** Objective **
Count, in the entries, the lines with "Monitoring". Answer with the number only.
+++
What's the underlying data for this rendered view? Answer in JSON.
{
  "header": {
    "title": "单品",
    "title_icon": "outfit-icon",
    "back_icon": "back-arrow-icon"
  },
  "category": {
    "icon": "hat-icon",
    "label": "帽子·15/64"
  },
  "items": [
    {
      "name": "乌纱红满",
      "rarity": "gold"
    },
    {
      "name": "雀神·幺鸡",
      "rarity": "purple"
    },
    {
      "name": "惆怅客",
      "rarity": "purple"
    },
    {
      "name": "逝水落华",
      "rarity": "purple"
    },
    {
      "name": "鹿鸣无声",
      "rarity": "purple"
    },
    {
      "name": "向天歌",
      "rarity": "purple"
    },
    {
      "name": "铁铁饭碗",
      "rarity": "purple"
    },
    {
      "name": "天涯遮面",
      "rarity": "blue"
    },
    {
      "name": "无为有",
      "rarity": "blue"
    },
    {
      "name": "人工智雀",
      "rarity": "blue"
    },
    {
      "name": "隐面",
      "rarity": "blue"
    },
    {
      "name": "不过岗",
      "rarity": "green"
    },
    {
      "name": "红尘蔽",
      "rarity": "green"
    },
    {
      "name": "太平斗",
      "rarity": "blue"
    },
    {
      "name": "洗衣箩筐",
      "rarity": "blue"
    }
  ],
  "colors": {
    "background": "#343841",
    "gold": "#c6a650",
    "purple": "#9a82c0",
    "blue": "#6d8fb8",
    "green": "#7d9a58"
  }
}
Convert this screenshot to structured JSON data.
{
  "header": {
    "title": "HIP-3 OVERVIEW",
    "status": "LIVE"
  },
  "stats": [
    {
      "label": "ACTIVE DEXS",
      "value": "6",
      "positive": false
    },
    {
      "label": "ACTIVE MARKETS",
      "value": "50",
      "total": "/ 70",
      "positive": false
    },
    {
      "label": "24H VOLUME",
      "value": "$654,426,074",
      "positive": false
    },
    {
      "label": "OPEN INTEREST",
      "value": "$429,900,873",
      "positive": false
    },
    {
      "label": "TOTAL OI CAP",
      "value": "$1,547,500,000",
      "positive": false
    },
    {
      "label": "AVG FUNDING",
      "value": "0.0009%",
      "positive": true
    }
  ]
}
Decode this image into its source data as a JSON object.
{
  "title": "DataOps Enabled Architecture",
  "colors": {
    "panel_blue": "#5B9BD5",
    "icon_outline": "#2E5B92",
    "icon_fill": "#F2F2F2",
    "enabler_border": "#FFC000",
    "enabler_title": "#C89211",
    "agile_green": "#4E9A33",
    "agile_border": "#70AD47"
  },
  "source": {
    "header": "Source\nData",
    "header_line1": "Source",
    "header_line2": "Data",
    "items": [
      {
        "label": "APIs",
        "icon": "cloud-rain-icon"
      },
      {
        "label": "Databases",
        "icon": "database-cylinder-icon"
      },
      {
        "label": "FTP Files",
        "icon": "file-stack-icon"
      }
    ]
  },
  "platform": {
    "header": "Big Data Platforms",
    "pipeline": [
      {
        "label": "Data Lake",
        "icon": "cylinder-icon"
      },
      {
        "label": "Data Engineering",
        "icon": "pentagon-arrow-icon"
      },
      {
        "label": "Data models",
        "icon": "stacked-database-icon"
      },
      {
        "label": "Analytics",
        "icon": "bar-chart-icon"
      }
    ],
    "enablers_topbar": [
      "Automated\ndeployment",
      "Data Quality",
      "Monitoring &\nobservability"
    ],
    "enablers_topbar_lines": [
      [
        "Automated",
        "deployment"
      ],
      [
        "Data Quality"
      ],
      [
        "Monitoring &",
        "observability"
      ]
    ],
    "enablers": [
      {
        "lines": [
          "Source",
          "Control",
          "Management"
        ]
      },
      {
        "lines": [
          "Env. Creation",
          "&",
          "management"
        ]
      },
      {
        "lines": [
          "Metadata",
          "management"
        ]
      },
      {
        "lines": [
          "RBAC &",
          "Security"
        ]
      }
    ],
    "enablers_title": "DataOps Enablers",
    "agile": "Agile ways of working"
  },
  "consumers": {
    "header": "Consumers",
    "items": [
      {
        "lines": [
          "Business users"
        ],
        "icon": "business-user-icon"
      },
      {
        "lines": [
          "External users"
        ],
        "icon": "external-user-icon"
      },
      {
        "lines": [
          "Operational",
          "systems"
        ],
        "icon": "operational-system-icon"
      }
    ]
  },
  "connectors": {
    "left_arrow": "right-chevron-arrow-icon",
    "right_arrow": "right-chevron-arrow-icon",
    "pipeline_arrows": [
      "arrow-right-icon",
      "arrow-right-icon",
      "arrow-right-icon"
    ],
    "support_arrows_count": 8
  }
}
+++
** Exercise response **
2